• _EXTRAIT_
++++++++
Retour sur une pièce monumentale de l’écrivain nigérien, feu Chaïbou Dan Inna, par ces temps où l’impérialisme revient en force sur le continent africain. Une « Vie de cent carats », une des œuvres majeures du théâtre nigérien, une référence de la littérature africaine.

 

© Tristan Jeanne-Valès

Qu’est-ce qui, dans cette pièce, explique la perte de Abarshi, le Sankara de Chaïbou Dan Inna ?

Sa résistance acharné à l’impérialisme occidentale et ses valets locaux ? « Ce garçon… Thomas je veux dire. Il est de la graine de N’Krumah. Il faudra lui faire subir le même sort. Il partira. ». Le Président de la république de Kourmi est, on ne peut plus, clair. (Au Niger, Kourmi signifie le pays d’exode, surtout la Côte d’Ivoire).

Est-ce l’obsession du héros pour la justice sociale, l’égalité, la transparence dans la gestion des biens publiques ou encore la probité des responsables administratifs ? En témoigne la décision de suppression du  loyer, pour le citoyen lambda, pour un an et « que chaque fonctionnaire nommé à un haut poste de responsabilité fasse à la justice, la déclaration de ses biens ». Tout de suite, des voix s’élèvent dans son entourage contre ces mesures : « Ecoute Thomas, vocifère Pacome (Campaoré dans la réalité), je commence à en avoir assez de tes coups médiatiques ». C’est pourtant son plus proche ami. Mais point d’amitié quand les intérêts passent avant tout.

D’aucun diront que l’erreur du héros, c’est surtout d’avoir débouté un chef coutumier dans un litige foncier avec des paysans. Pour Thomas dont la politique repose essentiellement sur l’autosuffisance alimentaire, afin que son pays cesse de tendre la main, la terre appartient à celui qui la travaille. Mais Hakimi (chef de village en langue haoussa), ne l’entend pas de cette oreille. Il appelle Boka (féticheur en langue Haoussa du Niger) : « Boka va et travaille, que plus jamais la lune n’emprunte la route du soleil ».

Cette pièce de Dan Inna présente un Thomas qui a tout de Sankara : son esprit révolutionnaire dont les premières manifestations remontent à Madagascar où il fit sa formation d’officier militaire, le commandant sans façon et très proche de ses hommes de rang, sa vision du pouvoir au service du peuple exclusivement, la bataille du rail et les autres volets de son programme : « que partout où passe le chemin de fer soit creusé un puit et construite une école ». Et enfin la trahison du héros par son ami, en service commandé de l’extérieur.
++++++++
• _DONNÉES ENREGISTRÉES_
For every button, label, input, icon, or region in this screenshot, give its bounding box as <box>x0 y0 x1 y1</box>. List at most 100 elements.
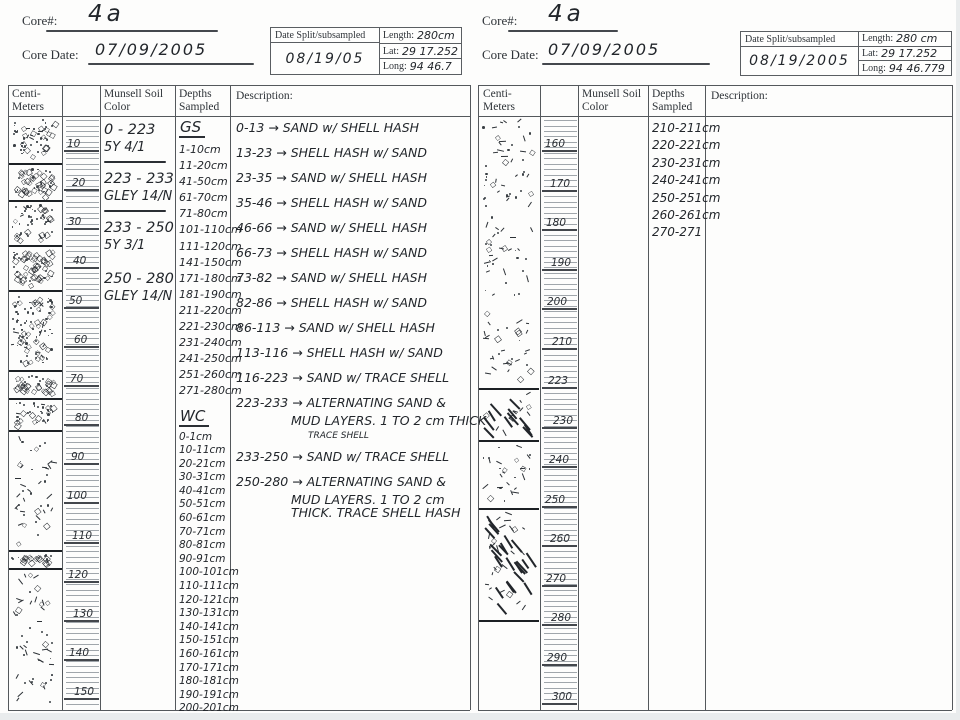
++++++++
• _CONSIGNE 1_
Répondez à ces questions sur l'extrait consacré à la pièce de Chaïbou Dan Inna.
(a) Au Niger, que signifie le mot Kourmi ?
(b) Quelle mesure le héros prend-il au sujet du loyer ?
(c) Dans quel pays Thomas a-t-il suivi sa formation d'officier militaire ?
• _CONSIGNE 2_
Prolongez le texte sur la pièce de Chaïbou Dan Inna en commençant après sa dernière phrase.

• _RÉPONSE RÉDIGÉE 1_
(a) Le mot Kourmi désigne le pays d'exode, surtout la Côte d'Ivoire.
(b) Il supprime le loyer pour le citoyen lambda pendant un an.
(c) Il a suivi sa formation à Madagascar.

• _RÉPONSE RÉDIGÉE 2_
Dan Inna

Mais «Une Vie de cent carats », c’est aussi un prétexte pour l’auteur de ‘Nigérianiser’’ l’histoire de Thomas Sankara : 

  • Une onomastique nigérienne : Abarshi, Janzaki, Kourmi, le Niger est appelé République de Zahi. Il y a aussi Kourfey (le nom d’un quartier de Filingué, village natal de l’auteur) pour désigner le Burkina Faso, même s’il maintient la traduction ‘‘Pays des hommes intègres’’ ;
  • Les questions de chefferie et de foncier qui sont presque les mêmes au Niger ;
  • Les problèmes sociaux qui rappellent le Niger des années 1990… comme pour dire que Sankara est également un héros nigérien, une référence pour le Niger, pour l’Afrique.

En fait Dan Inna a créé un héros qui synthétise l’essentiel de l’histoire africaine contemporaine telle reprise dans la littérature négro-africaine : 

  • Comme Gbéhanzin, dans «Kondo le requin de Jean Pliya », Thomas abarshi a foulé au pied les règles de l’ordre féodal séculaire ;
  • Comme Lumumba, dans «Une Saison au Congo d’Aimé Césaire », il a été trop fier aux yeux de l’occident.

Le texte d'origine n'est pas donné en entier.